::: Listed entries :::
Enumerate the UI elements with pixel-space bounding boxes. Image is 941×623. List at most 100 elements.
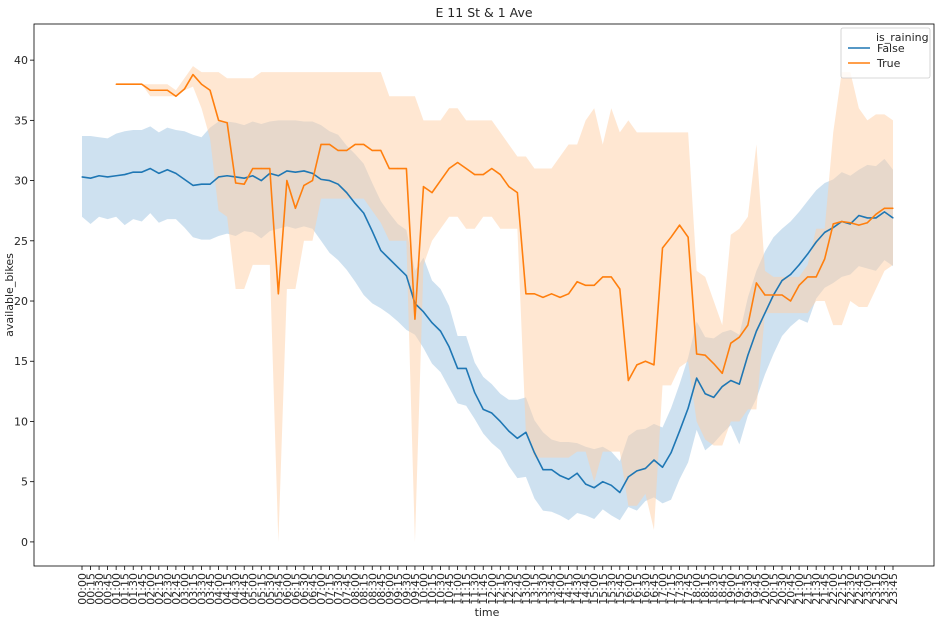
data-point bbox=[320, 178, 322, 180]
y-tick-label: 35 bbox=[14, 114, 28, 127]
data-point bbox=[132, 171, 134, 173]
x-tick-label: 15:00 bbox=[588, 573, 601, 605]
x-tick-label: 01:45 bbox=[136, 573, 149, 605]
data-point bbox=[858, 214, 860, 217]
data-point bbox=[457, 161, 459, 164]
data-point bbox=[841, 220, 843, 223]
data-point bbox=[653, 364, 655, 366]
x-tick-label: 12:30 bbox=[503, 573, 516, 605]
data-point bbox=[653, 459, 655, 461]
x-tick-label: 22:30 bbox=[844, 573, 857, 605]
legend-label-false: False bbox=[877, 42, 905, 55]
data-point bbox=[866, 217, 868, 219]
data-point bbox=[166, 169, 168, 171]
x-tick-label: 16:15 bbox=[631, 573, 644, 605]
x-tick-label: 04:00 bbox=[213, 573, 226, 605]
data-point bbox=[678, 430, 681, 432]
data-point bbox=[337, 149, 339, 152]
data-point bbox=[422, 311, 425, 313]
x-tick-label: 18:45 bbox=[716, 573, 729, 605]
x-tick-label: 13:00 bbox=[520, 573, 533, 605]
x-tick-label: 00:30 bbox=[93, 573, 106, 605]
x-tick-label: 05:45 bbox=[272, 573, 285, 605]
x-tick-label: 08:30 bbox=[366, 573, 379, 605]
data-point bbox=[644, 467, 647, 470]
x-tick-label: 14:15 bbox=[563, 573, 576, 605]
y-tick-label: 20 bbox=[14, 295, 28, 308]
data-point bbox=[875, 213, 877, 215]
data-point bbox=[277, 293, 279, 295]
data-point bbox=[405, 275, 407, 277]
data-point bbox=[124, 173, 126, 176]
data-point bbox=[696, 353, 698, 355]
data-point bbox=[422, 186, 425, 188]
data-point bbox=[764, 294, 766, 296]
series-true-points bbox=[115, 73, 894, 382]
x-tick-label: 09:15 bbox=[392, 573, 405, 605]
data-point bbox=[320, 143, 322, 146]
data-point bbox=[585, 284, 587, 286]
data-point bbox=[397, 167, 399, 170]
x-tick-label: 21:15 bbox=[802, 573, 815, 605]
data-point bbox=[516, 192, 518, 194]
legend-title: is_raining bbox=[876, 31, 929, 44]
y-axis: 0 5 10 15 20 25 30 35 40 bbox=[14, 54, 34, 549]
data-point bbox=[542, 469, 544, 471]
x-tick-label: 02:15 bbox=[153, 573, 166, 605]
data-point bbox=[508, 186, 510, 188]
data-point bbox=[602, 276, 604, 278]
x-tick-label: 21:45 bbox=[819, 573, 832, 605]
data-point bbox=[346, 192, 348, 194]
data-point bbox=[542, 296, 544, 299]
data-point bbox=[354, 143, 356, 146]
series-true-line bbox=[116, 73, 893, 382]
data-point bbox=[175, 95, 177, 97]
data-point bbox=[755, 330, 758, 332]
legend-entries: False True bbox=[848, 42, 905, 70]
x-tick-label: 01:00 bbox=[110, 573, 123, 605]
x-tick-label: 14:45 bbox=[580, 573, 593, 605]
data-point bbox=[260, 179, 262, 182]
data-point bbox=[568, 293, 570, 295]
data-point bbox=[610, 276, 612, 278]
data-point bbox=[576, 281, 578, 283]
data-point bbox=[713, 396, 715, 398]
data-point bbox=[670, 452, 672, 454]
x-tick-label: 16:00 bbox=[622, 573, 635, 605]
x-tick-label: 17:45 bbox=[682, 573, 695, 605]
data-point bbox=[363, 212, 365, 214]
x-tick-label: 13:45 bbox=[546, 573, 559, 605]
data-point bbox=[704, 354, 706, 356]
data-point bbox=[209, 89, 211, 91]
x-tick-label: 06:45 bbox=[306, 573, 319, 605]
data-point bbox=[875, 217, 877, 219]
data-point bbox=[209, 183, 211, 185]
x-tick-label: 14:00 bbox=[554, 573, 567, 605]
x-tick-label: 05:15 bbox=[255, 573, 268, 605]
x-tick-label: 11:00 bbox=[452, 573, 465, 605]
x-tick-label: 11:45 bbox=[477, 573, 490, 605]
data-point bbox=[388, 167, 390, 170]
data-point bbox=[277, 175, 279, 177]
data-point bbox=[687, 236, 689, 238]
x-tick-label: 06:15 bbox=[289, 573, 302, 605]
x-tick-label: 23:00 bbox=[861, 573, 874, 605]
x-tick-label: 03:00 bbox=[178, 573, 191, 605]
data-point bbox=[585, 483, 587, 485]
data-point bbox=[303, 184, 305, 186]
data-point bbox=[465, 367, 467, 370]
data-point bbox=[781, 294, 783, 296]
data-point bbox=[824, 258, 826, 260]
data-point bbox=[525, 293, 527, 295]
data-point bbox=[807, 253, 809, 255]
y-tick-label: 0 bbox=[21, 536, 28, 549]
y-tick-label: 10 bbox=[14, 415, 28, 428]
x-tick-label: 18:00 bbox=[691, 573, 704, 605]
data-point bbox=[149, 89, 151, 91]
data-point bbox=[516, 437, 518, 439]
data-point bbox=[661, 466, 664, 468]
data-point bbox=[311, 172, 314, 174]
x-tick-label: 17:15 bbox=[665, 573, 678, 605]
x-tick-label: 10:45 bbox=[443, 573, 456, 605]
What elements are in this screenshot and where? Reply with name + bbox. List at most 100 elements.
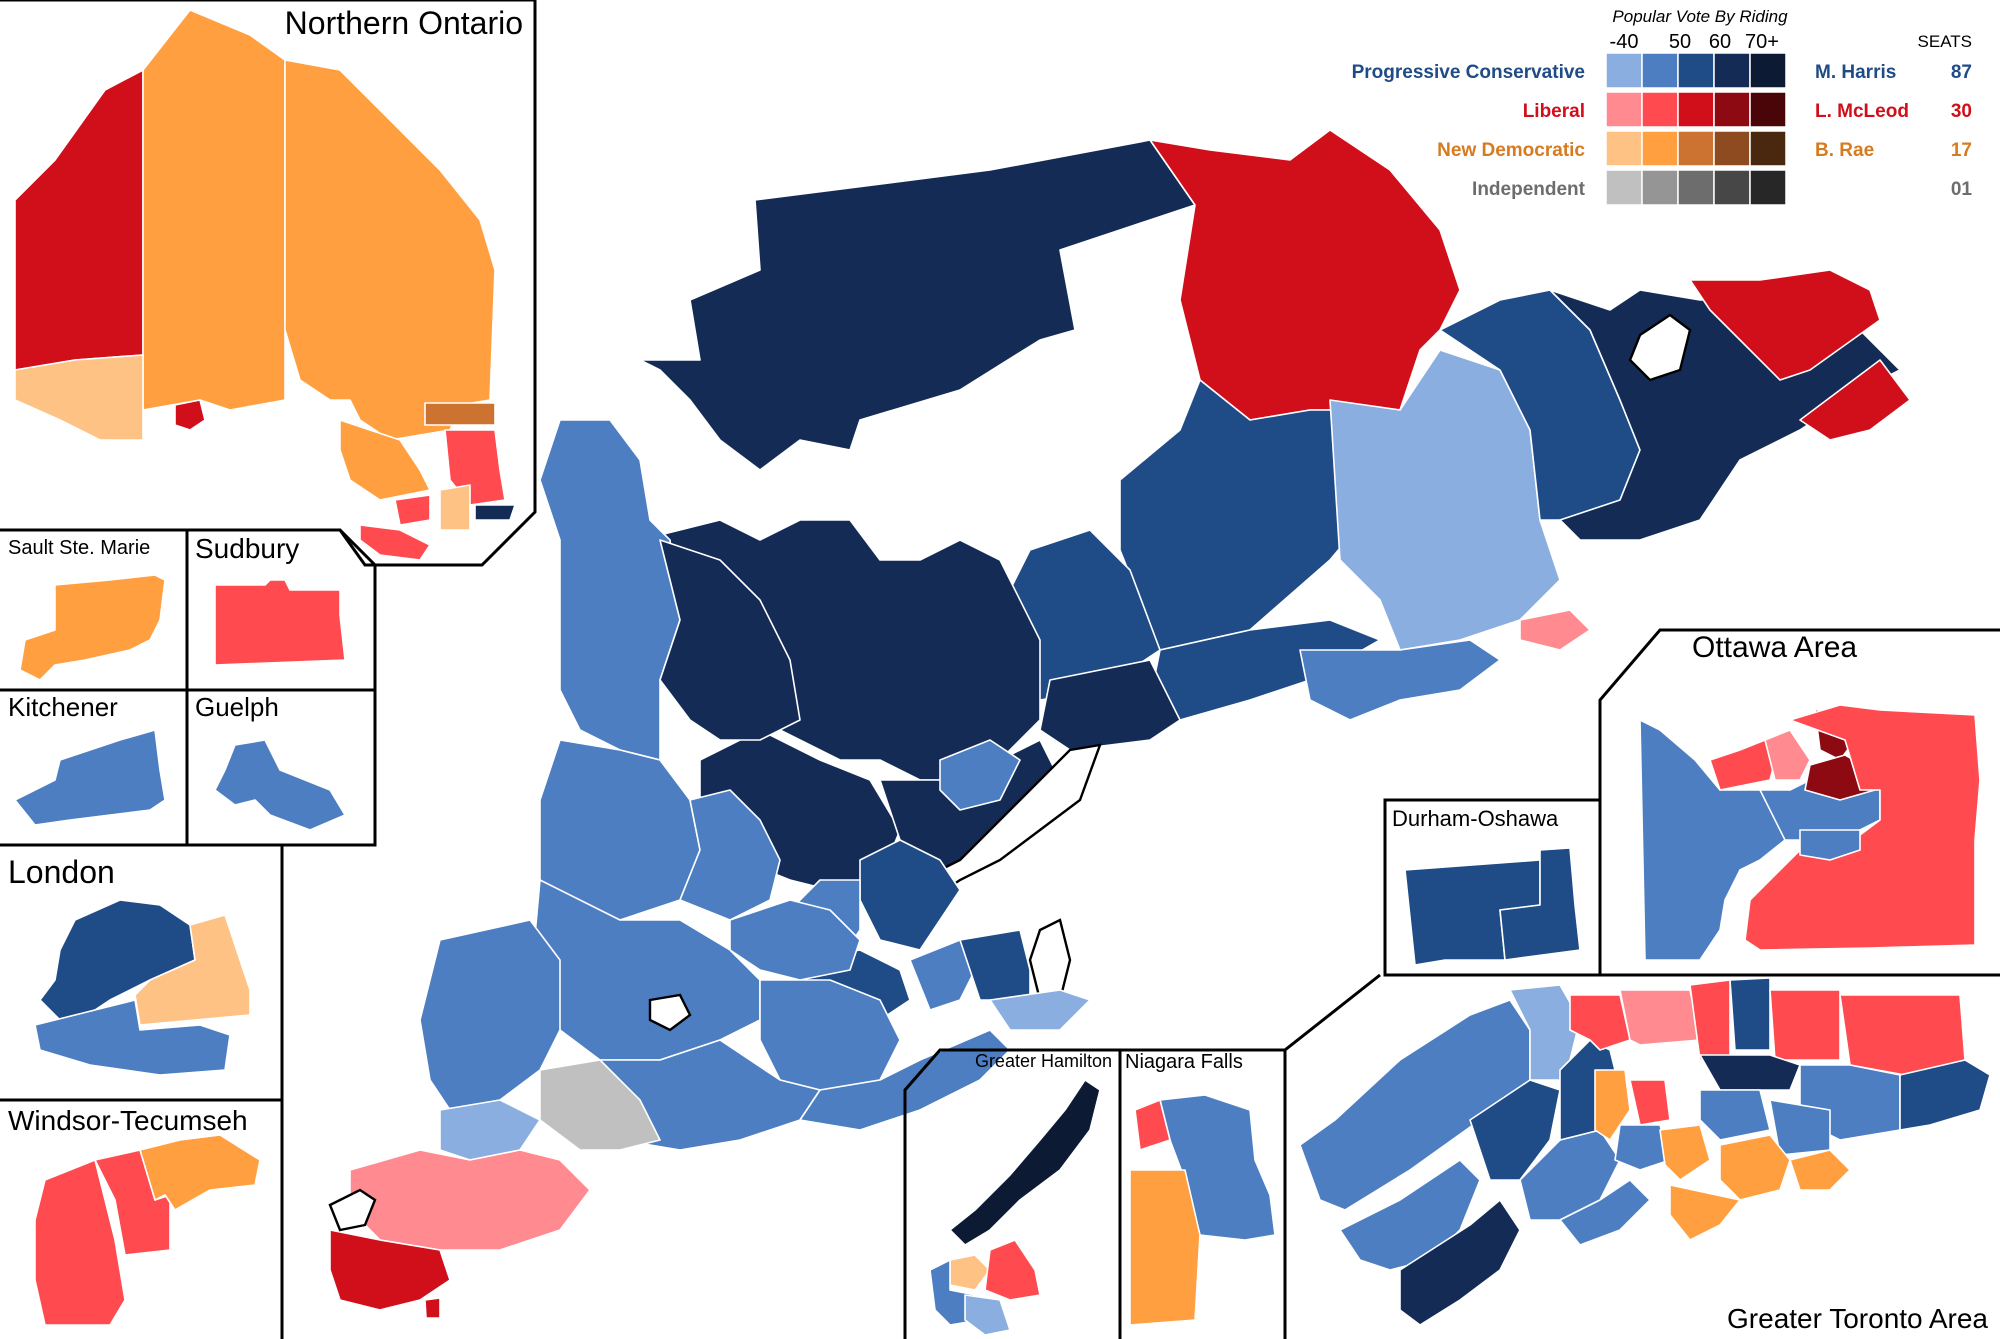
:::
◆ **Instruction**: Rewrite the lines from the line with "data-point bbox=[320, 178, 322, 180]" up to and including the line with "data-point bbox=[653, 459, 655, 461]", changing "x-tick-label" to "x-axis-label" and keeping everything else the same.

◆ **Worked solution**:
data-point bbox=[320, 178, 322, 180]
y-tick-label: 35 bbox=[14, 114, 28, 127]
data-point bbox=[132, 171, 134, 173]
x-axis-label: 15:00 bbox=[588, 573, 601, 605]
x-axis-label: 01:45 bbox=[136, 573, 149, 605]
data-point bbox=[858, 214, 860, 217]
data-point bbox=[457, 161, 459, 164]
data-point bbox=[841, 220, 843, 223]
data-point bbox=[653, 364, 655, 366]
x-axis-label: 12:30 bbox=[503, 573, 516, 605]
data-point bbox=[653, 459, 655, 461]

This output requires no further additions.